■ **Consignes**
[a] Recopiez dans le texte sur l'automne au jardin tout le passage, de « Et je feins » jusqu'à « aucun autre champignon. ».
[b] Écrivez la suite du texte sur l'automne au jardin et les amanites, en reprenant juste après sa dernière phrase.

■ **Extrait du texte**
■ ■ ■ ■ ■

Automne en vert et roses

Même si l’été n’en finit pas, même si la forêt et les collines restent bien vertes, même si les rosiers s’obstinent à refleurir, le mois de novembre réveille l’écho d’Apollinaire, soumis pour l’éternité « au chef du signe de l’automne »…


« Ma vie est recueillie en ma saison factice

Et je feins d’écouter la chute des fruits mûrs

Tandis qu’une araignée entre mes bras se tisse

La toile où tôt cherront les pucerons impurs« 

« L’automne et l’écho » in « Le guetteur mélancolique »

Beautés vénéneuses

Chaque printemps, je tente d’apprivoiser le fond du jardin au bout de l’étang. Tout près de la forêt, dans un terrain qui n’aura d’autre arrosage que la pluie, la concurrence est rude avec les racines des grands arbres. Et c’est ainsi que cette année encore, mes plantations entre deux grands bouleaux ont disparu. C’étaient des géraniums vivaces et des anémones du Japon si je me souviens bien. Mais l’espace n’est pas perdu pour tout le monde…

Depuis plusieurs jours, nous avons une jolie plate-bande colorée d’amanites tue-mouches. L’amanita muscaria est vénéneuse mais elle ne prend pas le promeneur en traître : on ne peut la confondre avec aucun autre champignon.

■ ■ ■ ■ ■

■ **Entrées fournies**
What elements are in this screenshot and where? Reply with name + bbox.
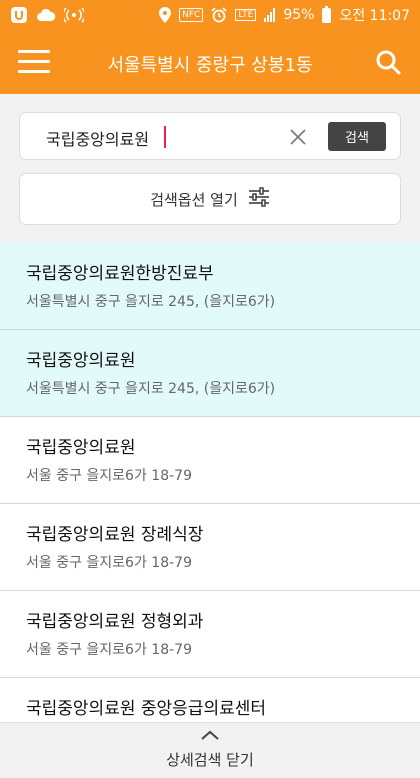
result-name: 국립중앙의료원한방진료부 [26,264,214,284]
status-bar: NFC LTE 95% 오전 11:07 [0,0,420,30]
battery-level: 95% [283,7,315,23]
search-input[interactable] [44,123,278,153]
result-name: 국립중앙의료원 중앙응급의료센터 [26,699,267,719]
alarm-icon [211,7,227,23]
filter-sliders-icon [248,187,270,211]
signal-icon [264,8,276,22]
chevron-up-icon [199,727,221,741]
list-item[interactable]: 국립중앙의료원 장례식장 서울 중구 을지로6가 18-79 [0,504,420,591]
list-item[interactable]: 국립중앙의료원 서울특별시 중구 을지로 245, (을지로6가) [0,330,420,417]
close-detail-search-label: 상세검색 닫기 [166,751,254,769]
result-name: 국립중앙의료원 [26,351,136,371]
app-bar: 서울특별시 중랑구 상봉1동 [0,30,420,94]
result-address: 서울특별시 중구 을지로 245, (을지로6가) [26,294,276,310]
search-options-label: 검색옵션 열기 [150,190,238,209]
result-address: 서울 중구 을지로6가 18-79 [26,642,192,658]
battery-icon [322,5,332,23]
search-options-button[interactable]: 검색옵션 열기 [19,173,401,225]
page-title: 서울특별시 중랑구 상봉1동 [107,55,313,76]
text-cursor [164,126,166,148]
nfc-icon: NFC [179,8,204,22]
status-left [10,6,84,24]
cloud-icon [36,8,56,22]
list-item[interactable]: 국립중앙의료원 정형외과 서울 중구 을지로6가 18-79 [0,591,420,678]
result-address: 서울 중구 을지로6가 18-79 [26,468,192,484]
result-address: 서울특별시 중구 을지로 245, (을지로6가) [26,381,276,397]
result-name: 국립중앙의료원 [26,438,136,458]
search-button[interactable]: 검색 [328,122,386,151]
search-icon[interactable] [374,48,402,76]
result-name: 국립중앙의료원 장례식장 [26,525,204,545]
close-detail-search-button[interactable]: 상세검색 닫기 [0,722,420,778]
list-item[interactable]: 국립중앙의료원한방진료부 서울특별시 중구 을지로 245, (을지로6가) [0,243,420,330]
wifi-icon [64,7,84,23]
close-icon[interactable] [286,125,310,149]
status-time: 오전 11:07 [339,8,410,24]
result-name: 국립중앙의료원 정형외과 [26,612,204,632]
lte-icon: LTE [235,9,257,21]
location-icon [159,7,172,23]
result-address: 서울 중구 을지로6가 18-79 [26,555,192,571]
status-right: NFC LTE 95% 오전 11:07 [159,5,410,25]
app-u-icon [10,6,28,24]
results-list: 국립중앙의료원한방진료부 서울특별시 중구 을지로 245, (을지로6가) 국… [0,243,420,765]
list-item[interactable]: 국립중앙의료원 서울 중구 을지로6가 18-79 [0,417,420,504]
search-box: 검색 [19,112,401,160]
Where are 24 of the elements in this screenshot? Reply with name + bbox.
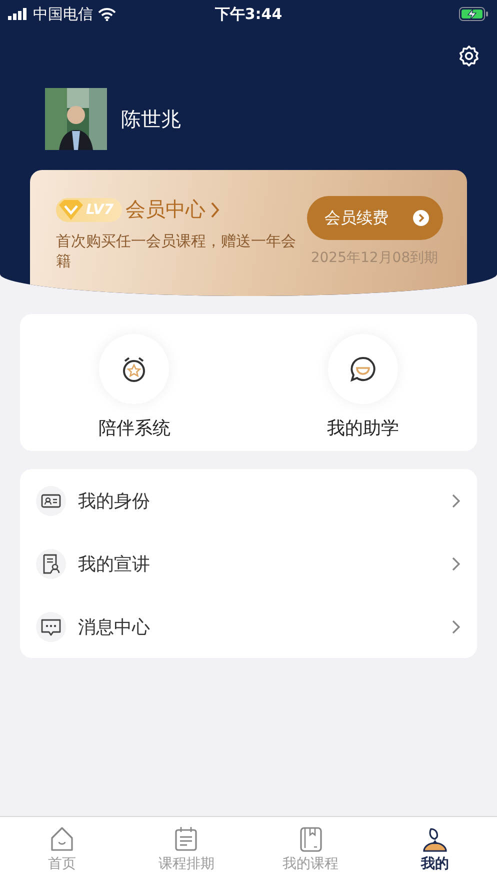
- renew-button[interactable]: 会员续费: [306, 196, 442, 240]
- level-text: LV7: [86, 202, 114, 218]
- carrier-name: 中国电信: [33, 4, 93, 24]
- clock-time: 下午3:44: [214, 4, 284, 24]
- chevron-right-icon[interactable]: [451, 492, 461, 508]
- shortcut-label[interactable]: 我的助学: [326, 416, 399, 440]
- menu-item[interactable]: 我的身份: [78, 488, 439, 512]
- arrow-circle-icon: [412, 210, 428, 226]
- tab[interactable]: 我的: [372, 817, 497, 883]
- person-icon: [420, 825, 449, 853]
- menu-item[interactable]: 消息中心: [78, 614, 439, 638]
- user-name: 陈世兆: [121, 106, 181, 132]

■ ■ ■ ■ ■

■ **Résultats**
[a]
Et je feins d’écouter la chute des fruits mûrs

Tandis qu’une araignée entre mes bras se tisse

La toile où tôt cherront les pucerons impurs« 

« L’automne et l’écho » in « Le guetteur mélancolique »

Beautés vénéneuses

Chaque printemps, je tente d’apprivoiser le fond du jardin au bout de l’étang. Tout près de la forêt, dans un terrain qui n’aura d’autre arrosage que la pluie, la concurrence est rude avec les racines des grands arbres. Et c’est ainsi que cette année encore, mes plantations entre deux grands bouleaux ont disparu. C’étaient des géraniums vivaces et des anémones du Japon si je me souviens bien. Mais l’espace n’est pas perdu pour tout le monde…

Depuis plusieurs jours, nous avons une jolie plate-bande colorée d’amanites tue-mouches. L’amanita muscaria est vénéneuse mais elle ne prend pas le promeneur en traître : on ne peut la confondre avec aucun autre champignon.

[b]
Sous ses allures de créatures de Walt Disney, il paraît qu’elle fait le bonheur des amateurs de voyages hallucinatoires.

La belle saison

Peut-être l’avions-nous oublié : le vert est la plus précieuse des couleurs. Avec le retour de la pluie, le retour des beaux jours : parfums d’herbes mouillées et de champignons, couleurs qui se bousculent, fleurs qui s’ébouriffent d’impatience, murmures et grondements du ruisseau, cris du martin-pêcheur. Et… le brame, « l’haleine de la nuit ».

Dans la plaine Naît un bruit. C’est l’haleine De la nuit. Elle brame Comme une âme Qu’une flamme Toujours suit.

Les Djiins, Victor Hugo

Hibernation caniculaire ?

Signe qui ne trompe pas : Vosges Matin a revu sa page météo. Le graphique des températures s’est décalé de + 5 degrés. Depuis des semaines, la courbe sortait du cadre. Ainsi donc les 35 à 40 degrés sont devenus des « normales de saison » sous la ligne bleue des Vosges.

Nos épicéas n’y survivront pas. Les hydrangeas ‘Precioza’ et ‘Vanille fraise » non plus. D’autres, comme les chats et comme notre bel hydrangea ‘Koria’, sont passés en mode « économie d’énergie ».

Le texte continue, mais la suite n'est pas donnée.